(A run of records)

----------------------------------------

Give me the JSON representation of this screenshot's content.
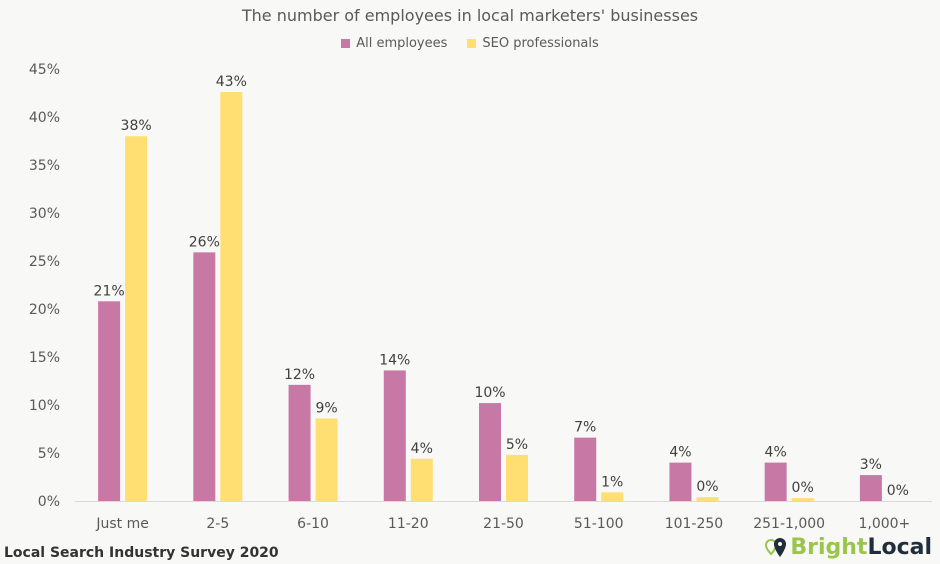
{
  "chart_data": {
    "type": "bar",
    "title": "The number of employees in local marketers' businesses",
    "categories": [
      "Just me",
      "2-5",
      "6-10",
      "11-20",
      "21-50",
      "51-100",
      "101-250",
      "251-1,000",
      "1,000+"
    ],
    "series": [
      {
        "name": "All employees",
        "color": "#c878a4",
        "values": [
          20.8,
          25.9,
          12.1,
          13.6,
          10.2,
          6.6,
          4.0,
          4.0,
          2.7
        ]
      },
      {
        "name": "SEO professionals",
        "color": "#ffdf72",
        "values": [
          38.0,
          42.6,
          8.6,
          4.4,
          4.8,
          0.9,
          0.4,
          0.3,
          0.0
        ]
      }
    ],
    "data_labels": [
      [
        "21%",
        "26%",
        "12%",
        "14%",
        "10%",
        "7%",
        "4%",
        "4%",
        "3%"
      ],
      [
        "38%",
        "43%",
        "9%",
        "4%",
        "5%",
        "1%",
        "0%",
        "0%",
        "0%"
      ]
    ],
    "yticks": [
      "0%",
      "5%",
      "10%",
      "15%",
      "20%",
      "25%",
      "30%",
      "35%",
      "40%",
      "45%"
    ],
    "ylim": [
      0,
      45
    ],
    "xlabel": "",
    "ylabel": "",
    "grid": false,
    "legend": "top"
  },
  "footer": "Local Search Industry Survey 2020",
  "logo": {
    "part1": "Bright",
    "part2": "Local",
    "color1": "#9bc54a",
    "color2": "#1f2d3d"
  }
}
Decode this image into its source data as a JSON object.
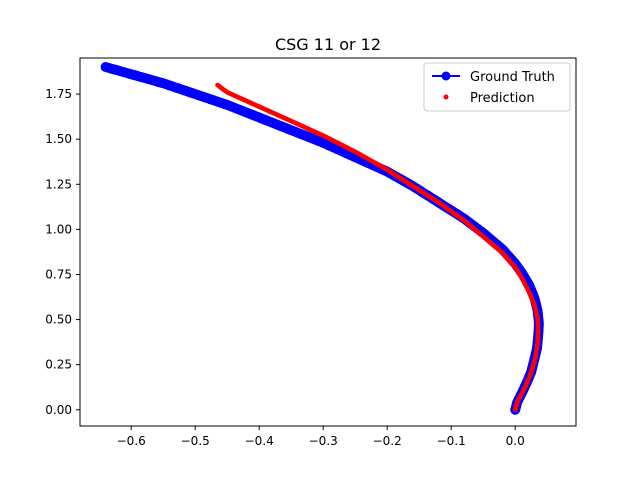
{
  "chart_data": {
    "type": "line",
    "title": "CSG 11 or 12",
    "xlabel": "",
    "ylabel": "",
    "xlim": [
      -0.68,
      0.095
    ],
    "ylim": [
      -0.09,
      1.95
    ],
    "xticks": [
      -0.6,
      -0.5,
      -0.4,
      -0.3,
      -0.2,
      -0.1,
      0.0
    ],
    "xtick_labels": [
      "−0.6",
      "−0.5",
      "−0.4",
      "−0.3",
      "−0.2",
      "−0.1",
      "0.0"
    ],
    "yticks": [
      0.0,
      0.25,
      0.5,
      0.75,
      1.0,
      1.25,
      1.5,
      1.75
    ],
    "ytick_labels": [
      "0.00",
      "0.25",
      "0.50",
      "0.75",
      "1.00",
      "1.25",
      "1.50",
      "1.75"
    ],
    "grid": false,
    "legend_position": "top-right",
    "series": [
      {
        "name": "Ground Truth",
        "color": "#0000ff",
        "marker": "circle",
        "line": "solid",
        "x": [
          0.0,
          0.003,
          0.01,
          0.018,
          0.025,
          0.03,
          0.034,
          0.036,
          0.037,
          0.035,
          0.03,
          0.022,
          0.012,
          0.0,
          -0.02,
          -0.05,
          -0.08,
          -0.12,
          -0.16,
          -0.2,
          -0.25,
          -0.3,
          -0.35,
          -0.4,
          -0.45,
          -0.5,
          -0.55,
          -0.6,
          -0.64
        ],
        "y": [
          0.0,
          0.04,
          0.09,
          0.15,
          0.21,
          0.28,
          0.34,
          0.41,
          0.48,
          0.55,
          0.62,
          0.69,
          0.75,
          0.81,
          0.89,
          0.98,
          1.06,
          1.15,
          1.24,
          1.32,
          1.4,
          1.48,
          1.55,
          1.62,
          1.69,
          1.75,
          1.81,
          1.86,
          1.9
        ]
      },
      {
        "name": "Prediction",
        "color": "#ff0000",
        "marker": "dot",
        "line": "none",
        "x": [
          0.0,
          0.004,
          0.012,
          0.02,
          0.027,
          0.032,
          0.035,
          0.036,
          0.035,
          0.03,
          0.022,
          0.012,
          0.0,
          -0.02,
          -0.05,
          -0.08,
          -0.12,
          -0.16,
          -0.2,
          -0.25,
          -0.3,
          -0.35,
          -0.4,
          -0.45,
          -0.465
        ],
        "y": [
          0.0,
          0.05,
          0.1,
          0.16,
          0.23,
          0.3,
          0.37,
          0.44,
          0.51,
          0.58,
          0.65,
          0.72,
          0.79,
          0.87,
          0.96,
          1.05,
          1.15,
          1.24,
          1.33,
          1.43,
          1.52,
          1.6,
          1.68,
          1.76,
          1.8
        ]
      }
    ]
  }
}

----------------------------------------

* **What the task requires**
Pull out each line of the listing that holds the string "employees".

* **Completed exercise**
    "title": "The number of employees in local marketers' businesses",
        "name": "All employees",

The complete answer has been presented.